■ EXERCISE ■
Each record below must be returned exactly as shown.

■ MATERIAL PROVIDED ■

* * *

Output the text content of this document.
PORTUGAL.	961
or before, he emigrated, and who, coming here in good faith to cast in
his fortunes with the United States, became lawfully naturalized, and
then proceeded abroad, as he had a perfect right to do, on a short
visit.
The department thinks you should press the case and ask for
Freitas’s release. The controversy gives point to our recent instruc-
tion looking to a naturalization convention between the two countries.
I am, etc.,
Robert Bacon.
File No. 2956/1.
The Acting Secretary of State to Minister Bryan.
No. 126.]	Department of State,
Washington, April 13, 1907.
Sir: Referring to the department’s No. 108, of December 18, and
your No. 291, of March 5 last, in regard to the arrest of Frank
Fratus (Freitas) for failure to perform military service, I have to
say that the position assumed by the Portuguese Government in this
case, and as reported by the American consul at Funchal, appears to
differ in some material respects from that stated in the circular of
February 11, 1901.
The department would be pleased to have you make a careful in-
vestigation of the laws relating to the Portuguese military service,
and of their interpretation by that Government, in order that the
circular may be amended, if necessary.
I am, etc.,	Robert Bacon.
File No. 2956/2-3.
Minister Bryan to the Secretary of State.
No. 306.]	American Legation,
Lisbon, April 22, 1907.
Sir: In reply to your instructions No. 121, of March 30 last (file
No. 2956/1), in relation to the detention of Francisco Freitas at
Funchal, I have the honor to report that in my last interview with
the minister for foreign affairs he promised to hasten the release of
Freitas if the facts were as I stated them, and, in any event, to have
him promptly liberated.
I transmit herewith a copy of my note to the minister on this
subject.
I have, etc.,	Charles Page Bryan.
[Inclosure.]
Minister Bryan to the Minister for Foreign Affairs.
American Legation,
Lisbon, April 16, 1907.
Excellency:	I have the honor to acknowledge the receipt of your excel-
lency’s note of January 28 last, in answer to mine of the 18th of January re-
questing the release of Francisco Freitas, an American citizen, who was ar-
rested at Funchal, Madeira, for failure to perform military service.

* * *

■ EXERCISE SOLUTION ■
Output the text content of this document.
PORTUGAL.	961
or before, he emigrated, and who, coming here in good faith to cast in
his fortunes with the United States, became lawfully naturalized, and
then proceeded abroad, as he had a perfect right to do, on a short
visit.
The department thinks you should press the case and ask for
Freitas’s release. The controversy gives point to our recent instruc-
tion looking to a naturalization convention between the two countries.
I am, etc.,
Robert Bacon.
File No. 2956/1.
The Acting Secretary of State to Minister Bryan.
No. 126.]	Department of State,
Washington, April 13, 1907.
Sir: Referring to the department’s No. 108, of December 18, and
your No. 291, of March 5 last, in regard to the arrest of Frank
Fratus (Freitas) for failure to perform military service, I have to
say that the position assumed by the Portuguese Government in this
case, and as reported by the American consul at Funchal, appears to
differ in some material respects from that stated in the circular of
February 11, 1901.
The department would be pleased to have you make a careful in-
vestigation of the laws relating to the Portuguese military service,
and of their interpretation by that Government, in order that the
circular may be amended, if necessary.
I am, etc.,	Robert Bacon.
File No. 2956/2-3.
Minister Bryan to the Secretary of State.
No. 306.]	American Legation,
Lisbon, April 22, 1907.
Sir: In reply to your instructions No. 121, of March 30 last (file
No. 2956/1), in relation to the detention of Francisco Freitas at
Funchal, I have the honor to report that in my last interview with
the minister for foreign affairs he promised to hasten the release of
Freitas if the facts were as I stated them, and, in any event, to have
him promptly liberated.
I transmit herewith a copy of my note to the minister on this
subject.
I have, etc.,	Charles Page Bryan.
[Inclosure.]
Minister Bryan to the Minister for Foreign Affairs.
American Legation,
Lisbon, April 16, 1907.
Excellency:	I have the honor to acknowledge the receipt of your excel-
lency’s note of January 28 last, in answer to mine of the 18th of January re-
questing the release of Francisco Freitas, an American citizen, who was ar-
rested at Funchal, Madeira, for failure to perform military service.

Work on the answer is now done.